> _Goal_: What lines of the data hold the string "Image"? Pull each one out.

> _Supplied data_:
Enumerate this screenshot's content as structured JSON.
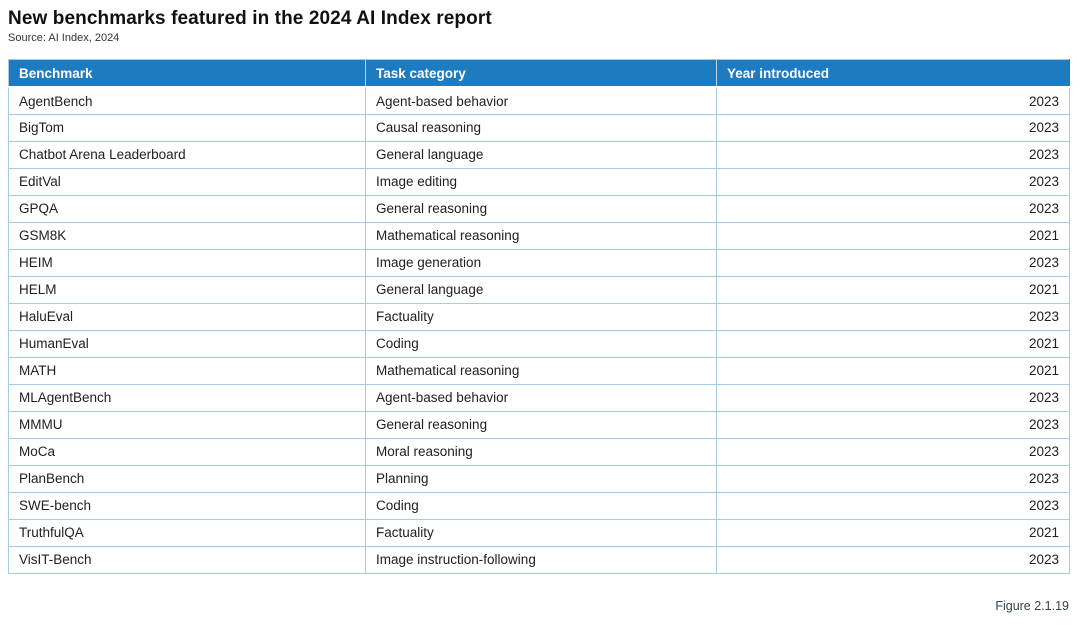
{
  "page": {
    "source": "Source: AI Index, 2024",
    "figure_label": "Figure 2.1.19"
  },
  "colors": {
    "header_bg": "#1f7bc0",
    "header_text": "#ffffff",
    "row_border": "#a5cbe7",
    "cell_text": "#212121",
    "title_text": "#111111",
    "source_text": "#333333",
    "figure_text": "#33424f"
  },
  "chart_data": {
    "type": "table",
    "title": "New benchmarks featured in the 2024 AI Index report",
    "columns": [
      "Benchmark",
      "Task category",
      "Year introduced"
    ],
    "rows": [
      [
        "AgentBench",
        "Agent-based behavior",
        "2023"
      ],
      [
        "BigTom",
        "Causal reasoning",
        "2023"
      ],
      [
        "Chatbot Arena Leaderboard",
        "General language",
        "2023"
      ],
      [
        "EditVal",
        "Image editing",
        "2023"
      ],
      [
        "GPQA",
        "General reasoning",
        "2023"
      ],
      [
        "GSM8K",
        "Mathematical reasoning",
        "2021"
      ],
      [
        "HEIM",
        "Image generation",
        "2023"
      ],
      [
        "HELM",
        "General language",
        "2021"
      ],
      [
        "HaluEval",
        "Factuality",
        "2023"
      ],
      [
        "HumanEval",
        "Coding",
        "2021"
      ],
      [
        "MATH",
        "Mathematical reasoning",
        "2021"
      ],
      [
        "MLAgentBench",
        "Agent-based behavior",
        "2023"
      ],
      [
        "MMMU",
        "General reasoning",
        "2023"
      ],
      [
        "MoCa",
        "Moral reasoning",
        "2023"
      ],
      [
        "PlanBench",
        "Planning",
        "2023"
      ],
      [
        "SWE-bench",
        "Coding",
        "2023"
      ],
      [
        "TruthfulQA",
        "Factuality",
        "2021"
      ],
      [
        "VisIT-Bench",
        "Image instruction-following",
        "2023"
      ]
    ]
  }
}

--

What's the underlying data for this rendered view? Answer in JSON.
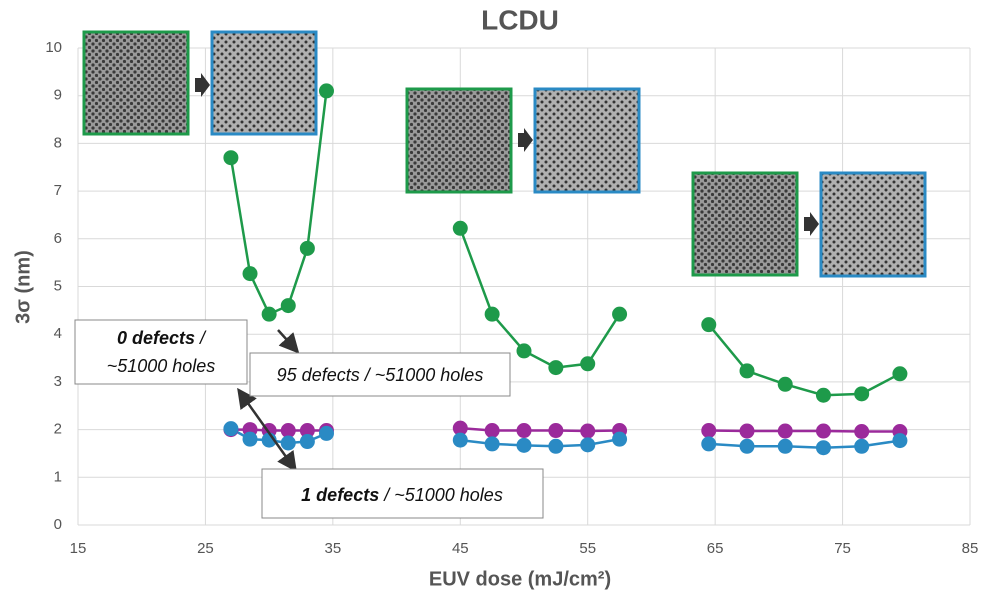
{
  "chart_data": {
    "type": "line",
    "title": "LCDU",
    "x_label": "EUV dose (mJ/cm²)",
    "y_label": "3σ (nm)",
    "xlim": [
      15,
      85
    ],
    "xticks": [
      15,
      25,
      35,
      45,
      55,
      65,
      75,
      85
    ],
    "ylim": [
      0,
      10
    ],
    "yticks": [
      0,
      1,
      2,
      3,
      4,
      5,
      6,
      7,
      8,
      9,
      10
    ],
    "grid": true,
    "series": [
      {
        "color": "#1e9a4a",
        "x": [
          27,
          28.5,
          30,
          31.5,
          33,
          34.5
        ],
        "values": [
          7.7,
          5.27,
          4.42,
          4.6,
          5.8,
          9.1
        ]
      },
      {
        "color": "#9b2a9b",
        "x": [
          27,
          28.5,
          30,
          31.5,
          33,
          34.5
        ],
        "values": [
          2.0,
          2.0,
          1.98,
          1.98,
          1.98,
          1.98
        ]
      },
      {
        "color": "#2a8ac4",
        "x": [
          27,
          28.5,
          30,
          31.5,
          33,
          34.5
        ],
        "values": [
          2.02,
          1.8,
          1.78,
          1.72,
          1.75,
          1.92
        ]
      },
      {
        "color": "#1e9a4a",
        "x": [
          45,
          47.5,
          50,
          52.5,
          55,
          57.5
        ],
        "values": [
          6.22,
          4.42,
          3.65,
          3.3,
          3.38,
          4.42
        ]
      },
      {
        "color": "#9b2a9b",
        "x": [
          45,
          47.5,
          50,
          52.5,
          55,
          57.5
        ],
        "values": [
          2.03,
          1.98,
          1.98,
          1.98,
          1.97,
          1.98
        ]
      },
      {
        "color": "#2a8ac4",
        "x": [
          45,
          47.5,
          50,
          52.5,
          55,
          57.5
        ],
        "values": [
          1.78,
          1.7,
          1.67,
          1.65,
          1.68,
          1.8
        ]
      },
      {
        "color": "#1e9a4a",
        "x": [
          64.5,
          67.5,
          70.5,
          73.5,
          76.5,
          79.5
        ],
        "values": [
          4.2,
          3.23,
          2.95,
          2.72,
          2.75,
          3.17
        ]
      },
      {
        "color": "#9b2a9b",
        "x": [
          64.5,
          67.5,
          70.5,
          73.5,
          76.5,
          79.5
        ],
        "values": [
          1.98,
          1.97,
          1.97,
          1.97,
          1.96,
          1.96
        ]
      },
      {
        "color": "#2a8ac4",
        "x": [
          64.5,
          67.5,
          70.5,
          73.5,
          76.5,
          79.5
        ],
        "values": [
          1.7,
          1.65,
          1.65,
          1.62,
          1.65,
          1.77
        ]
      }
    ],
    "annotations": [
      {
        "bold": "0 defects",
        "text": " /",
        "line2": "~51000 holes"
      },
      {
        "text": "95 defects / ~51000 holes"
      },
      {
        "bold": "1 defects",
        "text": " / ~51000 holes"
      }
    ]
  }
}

> _In response_:
        "Image editing",
        "Image generation",
        "Image instruction-following",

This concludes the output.